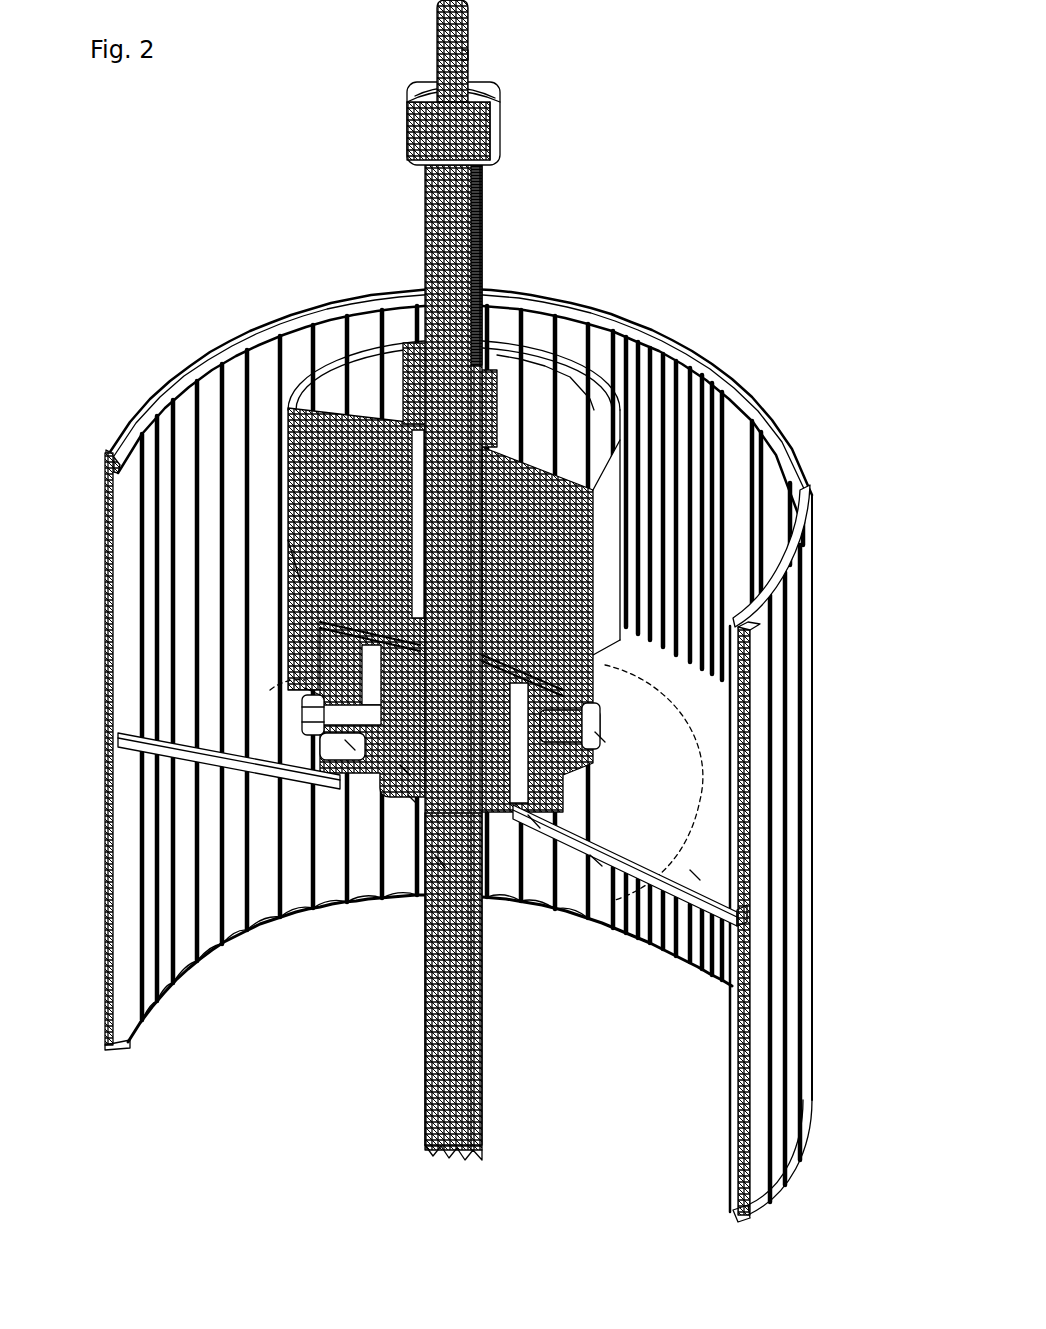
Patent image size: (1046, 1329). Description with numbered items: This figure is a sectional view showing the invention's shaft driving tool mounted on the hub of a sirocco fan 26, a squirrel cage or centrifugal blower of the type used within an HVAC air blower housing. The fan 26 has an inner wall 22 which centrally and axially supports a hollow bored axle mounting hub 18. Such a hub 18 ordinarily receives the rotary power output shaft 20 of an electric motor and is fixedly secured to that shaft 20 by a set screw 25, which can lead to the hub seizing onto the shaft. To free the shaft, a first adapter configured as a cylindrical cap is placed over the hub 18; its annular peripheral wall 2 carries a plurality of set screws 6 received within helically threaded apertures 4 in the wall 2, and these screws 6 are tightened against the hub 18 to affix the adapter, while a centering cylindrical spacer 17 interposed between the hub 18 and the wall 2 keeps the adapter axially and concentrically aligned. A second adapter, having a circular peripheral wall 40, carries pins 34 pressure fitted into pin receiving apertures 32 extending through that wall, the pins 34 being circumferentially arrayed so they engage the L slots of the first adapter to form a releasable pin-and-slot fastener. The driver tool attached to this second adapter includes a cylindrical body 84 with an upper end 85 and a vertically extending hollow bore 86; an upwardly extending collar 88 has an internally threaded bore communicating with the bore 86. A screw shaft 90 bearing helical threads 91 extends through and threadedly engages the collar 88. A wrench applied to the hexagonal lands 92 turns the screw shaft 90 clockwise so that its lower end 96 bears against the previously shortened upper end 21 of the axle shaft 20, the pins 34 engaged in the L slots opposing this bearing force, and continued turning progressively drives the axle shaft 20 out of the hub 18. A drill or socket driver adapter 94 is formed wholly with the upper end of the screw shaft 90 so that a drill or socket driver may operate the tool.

The annular peripheral wall 2 is at (245, 745).
The helically threaded apertures 4 is at (405, 770).
The set screws 6 is at (350, 745).
The centering cylindrical spacer 17 is at (533, 822).
The axle mounting hub 18 is at (412, 800).
The rotary power output shaft 20 is at (447, 1078).
The shortened upper end 21 is at (405, 690).
The inner wall 22 is at (312, 690).
The set screw 25 is at (300, 560).
The sirocco fan 26 is at (120, 440).
The pin receiving apertures 32 is at (600, 737).
The pins 34 is at (596, 860).
The circular peripheral wall 40 is at (335, 667).
The cylindrical body 84 is at (315, 472).
The upper end 85 is at (592, 436).
The hollow bore 86 is at (438, 640).
The collar 88 is at (505, 415).
The screw shaft 90 is at (455, 535).
The helical threads 91 is at (487, 236).
The hexagonal lands 92 is at (500, 133).
The drill or socket driver adapter 94 is at (467, 25).
The lower end 96 is at (440, 862).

####################

▸ **WORK INSTRUCTIONS**:
Rewrite the records above with "sectional view" changed to "cross-sectional view" and everything else left unchanged. Omit the pictures.

▸ **FINISHED TASK**:
Patent image size: (1046, 1329). Description with numbered items: This figure is a cross-sectional view showing the invention's shaft driving tool mounted on the hub of a sirocco fan 26, a squirrel cage or centrifugal blower of the type used within an HVAC air blower housing. The fan 26 has an inner wall 22 which centrally and axially supports a hollow bored axle mounting hub 18. Such a hub 18 ordinarily receives the rotary power output shaft 20 of an electric motor and is fixedly secured to that shaft 20 by a set screw 25, which can lead to the hub seizing onto the shaft. To free the shaft, a first adapter configured as a cylindrical cap is placed over the hub 18; its annular peripheral wall 2 carries a plurality of set screws 6 received within helically threaded apertures 4 in the wall 2, and these screws 6 are tightened against the hub 18 to affix the adapter, while a centering cylindrical spacer 17 interposed between the hub 18 and the wall 2 keeps the adapter axially and concentrically aligned. A second adapter, having a circular peripheral wall 40, carries pins 34 pressure fitted into pin receiving apertures 32 extending through that wall, the pins 34 being circumferentially arrayed so they engage the L slots of the first adapter to form a releasable pin-and-slot fastener. The driver tool attached to this second adapter includes a cylindrical body 84 with an upper end 85 and a vertically extending hollow bore 86; an upwardly extending collar 88 has an internally threaded bore communicating with the bore 86. A screw shaft 90 bearing helical threads 91 extends through and threadedly engages the collar 88. A wrench applied to the hexagonal lands 92 turns the screw shaft 90 clockwise so that its lower end 96 bears against the previously shortened upper end 21 of the axle shaft 20, the pins 34 engaged in the L slots opposing this bearing force, and continued turning progressively drives the axle shaft 20 out of the hub 18. A drill or socket driver adapter 94 is formed wholly with the upper end of the screw shaft 90 so that a drill or socket driver may operate the tool.

The annular peripheral wall 2 is at (245, 745).
The helically threaded apertures 4 is at (405, 770).
The set screws 6 is at (350, 745).
The centering cylindrical spacer 17 is at (533, 822).
The axle mounting hub 18 is at (412, 800).
The rotary power output shaft 20 is at (447, 1078).
The shortened upper end 21 is at (405, 690).
The inner wall 22 is at (312, 690).
The set screw 25 is at (300, 560).
The sirocco fan 26 is at (120, 440).
The pin receiving apertures 32 is at (600, 737).
The pins 34 is at (596, 860).
The circular peripheral wall 40 is at (335, 667).
The cylindrical body 84 is at (315, 472).
The upper end 85 is at (592, 436).
The hollow bore 86 is at (438, 640).
The collar 88 is at (505, 415).
The screw shaft 90 is at (455, 535).
The helical threads 91 is at (487, 236).
The hexagonal lands 92 is at (500, 133).
The drill or socket driver adapter 94 is at (467, 25).
The lower end 96 is at (440, 862).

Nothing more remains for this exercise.